Data items:
---*---

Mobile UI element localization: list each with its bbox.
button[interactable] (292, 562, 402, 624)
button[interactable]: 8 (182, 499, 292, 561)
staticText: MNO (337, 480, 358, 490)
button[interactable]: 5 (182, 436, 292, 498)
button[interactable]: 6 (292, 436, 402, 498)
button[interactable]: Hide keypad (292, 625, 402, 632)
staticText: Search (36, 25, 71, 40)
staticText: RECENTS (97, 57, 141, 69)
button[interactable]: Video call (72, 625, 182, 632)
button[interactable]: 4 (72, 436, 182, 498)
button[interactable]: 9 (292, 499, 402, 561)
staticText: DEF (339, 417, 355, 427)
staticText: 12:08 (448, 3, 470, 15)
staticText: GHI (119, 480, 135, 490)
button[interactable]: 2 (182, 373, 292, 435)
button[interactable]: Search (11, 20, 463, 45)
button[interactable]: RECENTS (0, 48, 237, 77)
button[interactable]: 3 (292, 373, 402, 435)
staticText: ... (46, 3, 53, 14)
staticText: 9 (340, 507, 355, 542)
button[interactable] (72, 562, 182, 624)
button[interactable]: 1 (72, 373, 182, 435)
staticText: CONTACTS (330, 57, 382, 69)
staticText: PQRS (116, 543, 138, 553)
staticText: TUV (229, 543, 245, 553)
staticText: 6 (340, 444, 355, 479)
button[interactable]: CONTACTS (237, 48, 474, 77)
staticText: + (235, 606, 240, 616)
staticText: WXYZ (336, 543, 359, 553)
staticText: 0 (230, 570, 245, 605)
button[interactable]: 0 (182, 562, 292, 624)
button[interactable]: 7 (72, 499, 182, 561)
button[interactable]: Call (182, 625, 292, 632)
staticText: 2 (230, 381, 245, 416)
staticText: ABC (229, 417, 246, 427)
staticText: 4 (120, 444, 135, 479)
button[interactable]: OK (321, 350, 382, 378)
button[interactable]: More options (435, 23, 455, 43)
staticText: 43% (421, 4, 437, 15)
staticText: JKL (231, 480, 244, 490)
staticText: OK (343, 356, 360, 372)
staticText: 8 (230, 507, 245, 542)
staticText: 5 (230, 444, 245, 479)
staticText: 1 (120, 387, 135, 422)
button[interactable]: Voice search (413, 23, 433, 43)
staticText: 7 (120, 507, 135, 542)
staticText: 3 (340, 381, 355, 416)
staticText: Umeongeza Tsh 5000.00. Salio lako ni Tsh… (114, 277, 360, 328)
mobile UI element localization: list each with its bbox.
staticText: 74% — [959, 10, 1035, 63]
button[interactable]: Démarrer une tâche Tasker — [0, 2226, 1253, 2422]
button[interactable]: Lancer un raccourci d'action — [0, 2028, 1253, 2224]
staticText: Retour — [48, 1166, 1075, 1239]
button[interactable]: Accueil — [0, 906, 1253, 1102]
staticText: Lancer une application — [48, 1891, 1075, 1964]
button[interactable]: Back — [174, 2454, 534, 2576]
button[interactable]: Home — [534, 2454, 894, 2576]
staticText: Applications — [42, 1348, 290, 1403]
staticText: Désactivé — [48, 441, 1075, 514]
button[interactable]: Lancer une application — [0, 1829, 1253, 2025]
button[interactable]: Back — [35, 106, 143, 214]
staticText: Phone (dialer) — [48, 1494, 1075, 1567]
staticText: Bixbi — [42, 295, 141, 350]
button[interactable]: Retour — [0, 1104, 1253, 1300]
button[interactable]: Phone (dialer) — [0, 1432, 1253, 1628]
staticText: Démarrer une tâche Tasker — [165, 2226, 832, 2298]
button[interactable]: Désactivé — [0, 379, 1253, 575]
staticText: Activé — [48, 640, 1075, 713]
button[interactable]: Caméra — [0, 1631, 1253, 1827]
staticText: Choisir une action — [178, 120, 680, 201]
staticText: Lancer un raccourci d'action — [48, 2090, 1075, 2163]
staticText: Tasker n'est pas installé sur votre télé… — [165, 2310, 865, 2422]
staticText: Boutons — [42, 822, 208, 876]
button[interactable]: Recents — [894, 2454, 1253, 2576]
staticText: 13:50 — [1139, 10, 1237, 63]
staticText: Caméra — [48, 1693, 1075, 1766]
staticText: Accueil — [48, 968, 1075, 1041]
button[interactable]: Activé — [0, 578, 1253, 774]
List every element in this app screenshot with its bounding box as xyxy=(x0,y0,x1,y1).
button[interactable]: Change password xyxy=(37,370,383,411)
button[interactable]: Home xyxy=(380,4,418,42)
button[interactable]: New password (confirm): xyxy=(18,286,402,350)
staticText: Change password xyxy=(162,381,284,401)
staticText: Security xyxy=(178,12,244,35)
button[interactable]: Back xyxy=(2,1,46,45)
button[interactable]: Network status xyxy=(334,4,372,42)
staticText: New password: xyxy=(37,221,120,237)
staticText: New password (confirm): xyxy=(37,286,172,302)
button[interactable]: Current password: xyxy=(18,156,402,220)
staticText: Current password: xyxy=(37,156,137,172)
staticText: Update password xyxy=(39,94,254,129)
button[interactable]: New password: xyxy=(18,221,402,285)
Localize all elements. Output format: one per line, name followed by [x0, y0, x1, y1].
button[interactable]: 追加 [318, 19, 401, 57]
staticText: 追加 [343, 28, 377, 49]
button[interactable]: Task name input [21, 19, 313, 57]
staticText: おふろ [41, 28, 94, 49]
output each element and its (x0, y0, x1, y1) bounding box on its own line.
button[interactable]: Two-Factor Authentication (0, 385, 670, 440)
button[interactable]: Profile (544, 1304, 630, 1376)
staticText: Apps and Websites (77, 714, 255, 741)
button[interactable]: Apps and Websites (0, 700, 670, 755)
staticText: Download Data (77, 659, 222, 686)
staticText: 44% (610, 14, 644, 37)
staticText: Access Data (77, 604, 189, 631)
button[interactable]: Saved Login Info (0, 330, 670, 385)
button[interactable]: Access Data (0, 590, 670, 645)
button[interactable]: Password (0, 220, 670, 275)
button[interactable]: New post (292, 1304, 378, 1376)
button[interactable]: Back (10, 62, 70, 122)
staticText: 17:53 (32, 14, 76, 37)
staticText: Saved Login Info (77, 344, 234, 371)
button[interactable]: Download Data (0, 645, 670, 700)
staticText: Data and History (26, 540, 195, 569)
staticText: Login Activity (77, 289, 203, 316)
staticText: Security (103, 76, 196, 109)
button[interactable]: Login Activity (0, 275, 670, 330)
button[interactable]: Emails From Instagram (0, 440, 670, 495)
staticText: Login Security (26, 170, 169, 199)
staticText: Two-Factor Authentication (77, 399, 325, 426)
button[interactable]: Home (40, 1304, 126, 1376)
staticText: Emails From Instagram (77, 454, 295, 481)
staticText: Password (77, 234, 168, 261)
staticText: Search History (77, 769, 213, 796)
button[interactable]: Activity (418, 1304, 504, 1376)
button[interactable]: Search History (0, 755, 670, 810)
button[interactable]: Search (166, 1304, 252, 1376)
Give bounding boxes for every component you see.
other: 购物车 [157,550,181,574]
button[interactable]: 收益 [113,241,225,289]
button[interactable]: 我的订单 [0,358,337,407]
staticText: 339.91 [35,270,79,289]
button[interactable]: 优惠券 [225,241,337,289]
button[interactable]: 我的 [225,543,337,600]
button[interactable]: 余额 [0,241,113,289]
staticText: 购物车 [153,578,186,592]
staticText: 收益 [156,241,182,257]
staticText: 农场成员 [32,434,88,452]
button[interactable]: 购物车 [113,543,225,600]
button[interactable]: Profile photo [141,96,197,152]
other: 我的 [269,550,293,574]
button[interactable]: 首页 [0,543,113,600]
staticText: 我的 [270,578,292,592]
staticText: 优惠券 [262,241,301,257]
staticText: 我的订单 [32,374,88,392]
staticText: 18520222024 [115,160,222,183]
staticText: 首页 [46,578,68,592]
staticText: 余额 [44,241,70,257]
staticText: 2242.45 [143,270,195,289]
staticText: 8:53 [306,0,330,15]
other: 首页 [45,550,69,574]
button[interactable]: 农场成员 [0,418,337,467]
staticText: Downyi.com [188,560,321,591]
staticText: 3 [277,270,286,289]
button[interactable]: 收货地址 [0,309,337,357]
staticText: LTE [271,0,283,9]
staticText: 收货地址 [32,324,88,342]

---*---

TASK STATEMENT:
Please copy everything in the data from the first line down to the line containing "button[interactable]: 5 (182, 436, 292, 498)", including both of those lines and leaving every line unchanged.

SOLUTION FOR THIS EXERCISE:
Mobile UI element localization: list each with its bbox.
button[interactable] (292, 562, 402, 624)
button[interactable]: 8 (182, 499, 292, 561)
staticText: MNO (337, 480, 358, 490)
button[interactable]: 5 (182, 436, 292, 498)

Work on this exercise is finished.